Task prompt »
Check every line below for the word "affected" and copy each one that has it.

>>>>>

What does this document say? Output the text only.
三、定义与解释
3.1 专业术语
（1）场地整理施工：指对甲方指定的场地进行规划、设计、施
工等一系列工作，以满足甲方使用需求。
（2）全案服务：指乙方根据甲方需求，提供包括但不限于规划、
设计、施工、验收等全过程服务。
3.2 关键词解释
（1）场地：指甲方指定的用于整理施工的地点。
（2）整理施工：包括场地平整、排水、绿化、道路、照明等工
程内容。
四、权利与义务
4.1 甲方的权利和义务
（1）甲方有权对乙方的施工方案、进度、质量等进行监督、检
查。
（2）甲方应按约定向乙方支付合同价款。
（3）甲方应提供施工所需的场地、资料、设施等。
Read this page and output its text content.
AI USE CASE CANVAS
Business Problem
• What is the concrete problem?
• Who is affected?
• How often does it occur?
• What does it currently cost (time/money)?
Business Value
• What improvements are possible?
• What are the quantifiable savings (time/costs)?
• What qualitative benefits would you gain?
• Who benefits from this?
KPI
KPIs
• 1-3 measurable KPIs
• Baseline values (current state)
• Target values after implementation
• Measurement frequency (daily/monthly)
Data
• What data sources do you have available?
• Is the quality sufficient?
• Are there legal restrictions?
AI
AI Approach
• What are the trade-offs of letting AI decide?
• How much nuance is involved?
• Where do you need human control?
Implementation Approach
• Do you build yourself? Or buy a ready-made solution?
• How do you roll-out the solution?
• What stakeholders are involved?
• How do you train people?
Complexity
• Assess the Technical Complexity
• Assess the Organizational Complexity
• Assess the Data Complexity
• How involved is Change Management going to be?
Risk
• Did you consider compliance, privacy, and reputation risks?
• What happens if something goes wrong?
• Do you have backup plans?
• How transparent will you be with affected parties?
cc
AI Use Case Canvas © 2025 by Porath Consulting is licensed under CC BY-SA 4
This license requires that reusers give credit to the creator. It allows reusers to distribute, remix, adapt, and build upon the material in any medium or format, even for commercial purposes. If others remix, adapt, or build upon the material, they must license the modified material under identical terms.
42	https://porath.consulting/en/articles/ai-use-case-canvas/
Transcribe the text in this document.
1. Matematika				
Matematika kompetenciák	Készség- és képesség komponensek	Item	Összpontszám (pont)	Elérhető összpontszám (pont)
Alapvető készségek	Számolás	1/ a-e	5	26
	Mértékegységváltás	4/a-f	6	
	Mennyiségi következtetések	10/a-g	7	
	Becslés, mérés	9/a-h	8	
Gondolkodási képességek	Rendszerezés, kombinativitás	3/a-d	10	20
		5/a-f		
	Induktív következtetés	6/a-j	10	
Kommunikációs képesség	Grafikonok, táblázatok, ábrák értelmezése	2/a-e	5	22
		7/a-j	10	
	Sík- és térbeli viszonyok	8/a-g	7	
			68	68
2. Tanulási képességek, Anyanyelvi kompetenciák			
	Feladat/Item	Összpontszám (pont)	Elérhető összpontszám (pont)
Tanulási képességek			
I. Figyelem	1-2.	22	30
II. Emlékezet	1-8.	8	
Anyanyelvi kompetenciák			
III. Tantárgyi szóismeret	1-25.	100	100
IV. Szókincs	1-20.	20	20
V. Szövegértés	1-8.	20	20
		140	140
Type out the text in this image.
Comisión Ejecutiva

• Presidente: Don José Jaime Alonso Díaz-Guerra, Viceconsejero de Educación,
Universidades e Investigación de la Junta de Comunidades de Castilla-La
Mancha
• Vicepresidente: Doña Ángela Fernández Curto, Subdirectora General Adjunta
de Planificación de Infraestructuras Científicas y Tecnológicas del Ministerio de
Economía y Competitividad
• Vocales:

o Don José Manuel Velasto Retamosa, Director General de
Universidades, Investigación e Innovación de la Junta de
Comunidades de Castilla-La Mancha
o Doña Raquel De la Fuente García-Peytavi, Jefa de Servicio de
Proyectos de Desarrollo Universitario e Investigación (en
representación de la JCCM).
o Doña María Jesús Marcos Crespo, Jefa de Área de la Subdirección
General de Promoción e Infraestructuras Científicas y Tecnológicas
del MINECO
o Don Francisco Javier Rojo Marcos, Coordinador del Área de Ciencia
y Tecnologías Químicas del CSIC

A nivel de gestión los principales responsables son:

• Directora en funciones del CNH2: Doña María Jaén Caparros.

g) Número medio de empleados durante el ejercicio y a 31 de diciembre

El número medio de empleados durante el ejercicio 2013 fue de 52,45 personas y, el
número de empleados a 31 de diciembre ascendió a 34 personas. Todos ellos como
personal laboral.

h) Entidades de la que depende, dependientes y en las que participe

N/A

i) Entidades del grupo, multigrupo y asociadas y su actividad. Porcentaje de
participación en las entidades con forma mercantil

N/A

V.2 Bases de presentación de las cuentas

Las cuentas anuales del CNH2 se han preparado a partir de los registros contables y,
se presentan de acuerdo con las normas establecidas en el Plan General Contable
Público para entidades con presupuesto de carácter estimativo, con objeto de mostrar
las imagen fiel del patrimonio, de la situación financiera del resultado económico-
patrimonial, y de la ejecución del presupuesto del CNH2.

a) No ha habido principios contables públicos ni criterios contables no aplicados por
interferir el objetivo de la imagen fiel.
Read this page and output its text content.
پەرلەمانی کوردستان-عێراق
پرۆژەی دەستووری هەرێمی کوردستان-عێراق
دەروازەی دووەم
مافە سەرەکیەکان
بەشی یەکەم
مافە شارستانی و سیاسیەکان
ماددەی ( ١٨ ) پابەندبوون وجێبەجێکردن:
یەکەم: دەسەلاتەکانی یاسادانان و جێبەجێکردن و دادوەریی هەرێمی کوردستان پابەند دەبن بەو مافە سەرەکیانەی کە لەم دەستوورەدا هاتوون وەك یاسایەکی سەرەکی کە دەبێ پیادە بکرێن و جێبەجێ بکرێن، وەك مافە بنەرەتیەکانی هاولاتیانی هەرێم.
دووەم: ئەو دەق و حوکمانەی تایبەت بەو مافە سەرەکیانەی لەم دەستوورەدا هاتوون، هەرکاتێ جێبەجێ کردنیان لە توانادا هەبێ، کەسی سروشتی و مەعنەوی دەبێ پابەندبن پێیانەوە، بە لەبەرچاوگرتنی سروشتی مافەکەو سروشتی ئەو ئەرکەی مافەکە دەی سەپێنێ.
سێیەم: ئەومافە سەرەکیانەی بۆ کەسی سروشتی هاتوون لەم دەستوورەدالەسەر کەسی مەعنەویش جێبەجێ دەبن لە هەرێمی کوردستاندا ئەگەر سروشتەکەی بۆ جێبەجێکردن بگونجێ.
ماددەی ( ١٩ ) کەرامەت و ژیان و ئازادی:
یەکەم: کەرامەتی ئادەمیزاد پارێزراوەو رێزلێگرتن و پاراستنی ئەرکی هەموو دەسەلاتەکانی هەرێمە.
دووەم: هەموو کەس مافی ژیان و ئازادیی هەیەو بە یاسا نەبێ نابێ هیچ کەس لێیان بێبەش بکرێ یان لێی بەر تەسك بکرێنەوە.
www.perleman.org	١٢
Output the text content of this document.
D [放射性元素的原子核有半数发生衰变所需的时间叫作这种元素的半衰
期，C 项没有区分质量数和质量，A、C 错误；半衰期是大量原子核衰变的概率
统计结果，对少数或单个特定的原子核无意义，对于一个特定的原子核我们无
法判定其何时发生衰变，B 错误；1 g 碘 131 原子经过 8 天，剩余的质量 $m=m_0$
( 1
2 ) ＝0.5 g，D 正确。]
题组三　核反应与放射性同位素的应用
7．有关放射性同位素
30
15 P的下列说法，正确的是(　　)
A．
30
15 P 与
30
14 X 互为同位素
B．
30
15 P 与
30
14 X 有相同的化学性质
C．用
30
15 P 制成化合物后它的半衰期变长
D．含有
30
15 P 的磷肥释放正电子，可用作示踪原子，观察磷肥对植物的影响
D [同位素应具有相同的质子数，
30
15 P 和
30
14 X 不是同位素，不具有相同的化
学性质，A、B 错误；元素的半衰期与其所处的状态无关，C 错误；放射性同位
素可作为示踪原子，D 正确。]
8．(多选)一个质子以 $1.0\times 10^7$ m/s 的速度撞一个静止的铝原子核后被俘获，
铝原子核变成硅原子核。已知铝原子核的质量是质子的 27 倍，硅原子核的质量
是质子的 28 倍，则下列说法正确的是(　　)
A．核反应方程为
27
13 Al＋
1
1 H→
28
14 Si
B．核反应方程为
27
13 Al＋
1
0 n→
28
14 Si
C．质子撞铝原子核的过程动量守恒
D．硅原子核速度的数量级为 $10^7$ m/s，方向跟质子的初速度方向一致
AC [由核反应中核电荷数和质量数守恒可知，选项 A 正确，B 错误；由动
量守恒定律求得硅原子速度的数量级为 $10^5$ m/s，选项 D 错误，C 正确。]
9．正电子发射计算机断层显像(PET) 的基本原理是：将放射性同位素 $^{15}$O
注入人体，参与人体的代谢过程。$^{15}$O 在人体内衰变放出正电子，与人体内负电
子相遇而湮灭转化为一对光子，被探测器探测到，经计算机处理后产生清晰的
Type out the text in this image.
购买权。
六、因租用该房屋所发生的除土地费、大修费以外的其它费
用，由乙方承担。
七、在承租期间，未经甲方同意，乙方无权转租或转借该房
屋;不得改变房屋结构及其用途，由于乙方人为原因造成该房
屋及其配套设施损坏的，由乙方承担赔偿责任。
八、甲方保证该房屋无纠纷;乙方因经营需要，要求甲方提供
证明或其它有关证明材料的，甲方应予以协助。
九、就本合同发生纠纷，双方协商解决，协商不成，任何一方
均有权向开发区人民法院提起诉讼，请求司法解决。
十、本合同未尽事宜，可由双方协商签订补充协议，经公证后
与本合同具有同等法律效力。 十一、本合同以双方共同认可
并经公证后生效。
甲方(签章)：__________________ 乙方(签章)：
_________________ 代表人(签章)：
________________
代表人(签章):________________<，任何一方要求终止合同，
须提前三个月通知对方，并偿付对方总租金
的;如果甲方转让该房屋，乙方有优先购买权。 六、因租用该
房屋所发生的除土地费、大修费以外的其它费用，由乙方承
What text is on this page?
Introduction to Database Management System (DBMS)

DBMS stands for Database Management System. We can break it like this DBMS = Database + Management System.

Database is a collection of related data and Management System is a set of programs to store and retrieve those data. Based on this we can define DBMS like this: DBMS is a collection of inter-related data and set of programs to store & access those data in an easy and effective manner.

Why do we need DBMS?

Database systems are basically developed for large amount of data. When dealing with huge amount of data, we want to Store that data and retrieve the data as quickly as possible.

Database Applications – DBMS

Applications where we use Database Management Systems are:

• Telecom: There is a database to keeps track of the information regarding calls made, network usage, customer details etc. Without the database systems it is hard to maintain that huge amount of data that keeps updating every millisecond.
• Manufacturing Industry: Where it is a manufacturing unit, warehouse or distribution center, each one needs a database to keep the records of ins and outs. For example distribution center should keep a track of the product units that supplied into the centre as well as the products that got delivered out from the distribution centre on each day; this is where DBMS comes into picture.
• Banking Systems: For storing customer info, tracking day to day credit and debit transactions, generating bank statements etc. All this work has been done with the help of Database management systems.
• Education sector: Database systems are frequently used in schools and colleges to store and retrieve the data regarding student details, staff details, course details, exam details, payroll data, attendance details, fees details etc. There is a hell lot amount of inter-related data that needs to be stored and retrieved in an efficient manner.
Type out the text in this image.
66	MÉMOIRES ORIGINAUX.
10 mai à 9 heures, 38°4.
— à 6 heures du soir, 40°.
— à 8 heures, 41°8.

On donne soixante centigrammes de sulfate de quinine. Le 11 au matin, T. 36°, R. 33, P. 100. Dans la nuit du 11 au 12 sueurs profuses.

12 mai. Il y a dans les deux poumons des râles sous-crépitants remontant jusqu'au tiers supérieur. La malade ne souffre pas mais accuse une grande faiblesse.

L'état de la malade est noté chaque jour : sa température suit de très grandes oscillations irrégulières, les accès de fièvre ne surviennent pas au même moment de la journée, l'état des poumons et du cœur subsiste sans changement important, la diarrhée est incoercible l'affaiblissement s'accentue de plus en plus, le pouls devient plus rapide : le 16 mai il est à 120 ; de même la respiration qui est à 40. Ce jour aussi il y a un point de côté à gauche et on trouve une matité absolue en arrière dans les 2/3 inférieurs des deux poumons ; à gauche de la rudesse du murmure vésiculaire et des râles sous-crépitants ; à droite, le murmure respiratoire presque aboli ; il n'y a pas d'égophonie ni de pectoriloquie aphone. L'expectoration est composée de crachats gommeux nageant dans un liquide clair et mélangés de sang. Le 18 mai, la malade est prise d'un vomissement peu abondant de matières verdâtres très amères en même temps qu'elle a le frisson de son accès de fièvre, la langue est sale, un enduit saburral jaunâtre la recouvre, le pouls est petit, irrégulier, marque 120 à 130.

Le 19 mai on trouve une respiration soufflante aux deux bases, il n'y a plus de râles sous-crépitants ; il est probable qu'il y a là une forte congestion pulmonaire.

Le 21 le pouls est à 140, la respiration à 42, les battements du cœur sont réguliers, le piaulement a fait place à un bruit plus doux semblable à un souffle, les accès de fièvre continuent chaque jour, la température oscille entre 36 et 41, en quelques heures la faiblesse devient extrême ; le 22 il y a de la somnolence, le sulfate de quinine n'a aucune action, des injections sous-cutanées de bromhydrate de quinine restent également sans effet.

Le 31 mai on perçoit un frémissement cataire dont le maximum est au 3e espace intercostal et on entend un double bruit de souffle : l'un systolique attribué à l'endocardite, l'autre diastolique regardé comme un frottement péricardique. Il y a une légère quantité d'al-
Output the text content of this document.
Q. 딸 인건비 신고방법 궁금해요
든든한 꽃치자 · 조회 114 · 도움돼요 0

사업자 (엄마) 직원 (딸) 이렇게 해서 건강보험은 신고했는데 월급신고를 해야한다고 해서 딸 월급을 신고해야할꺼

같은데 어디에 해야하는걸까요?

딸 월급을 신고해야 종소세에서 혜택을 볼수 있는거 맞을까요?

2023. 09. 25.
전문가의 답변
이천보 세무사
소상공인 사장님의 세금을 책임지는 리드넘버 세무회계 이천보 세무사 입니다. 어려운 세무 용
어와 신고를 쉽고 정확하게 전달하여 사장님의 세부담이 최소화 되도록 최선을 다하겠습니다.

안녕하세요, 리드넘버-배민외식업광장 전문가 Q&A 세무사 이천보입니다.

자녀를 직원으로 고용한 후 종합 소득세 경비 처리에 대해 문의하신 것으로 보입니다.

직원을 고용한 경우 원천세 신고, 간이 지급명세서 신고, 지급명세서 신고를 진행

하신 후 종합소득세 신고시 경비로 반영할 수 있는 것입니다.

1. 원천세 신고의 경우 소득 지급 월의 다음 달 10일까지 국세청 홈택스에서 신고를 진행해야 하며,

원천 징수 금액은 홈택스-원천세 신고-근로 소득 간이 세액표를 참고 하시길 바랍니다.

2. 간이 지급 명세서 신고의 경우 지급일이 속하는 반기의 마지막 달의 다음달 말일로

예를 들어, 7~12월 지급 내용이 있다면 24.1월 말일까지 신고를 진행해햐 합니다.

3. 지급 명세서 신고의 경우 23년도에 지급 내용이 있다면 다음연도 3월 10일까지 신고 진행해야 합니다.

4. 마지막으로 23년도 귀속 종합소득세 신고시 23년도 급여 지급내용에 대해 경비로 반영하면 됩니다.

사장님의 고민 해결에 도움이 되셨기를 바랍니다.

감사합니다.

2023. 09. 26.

<<<<<

Solution for this task »
• Who is affected?
• How transparent will you be with affected parties?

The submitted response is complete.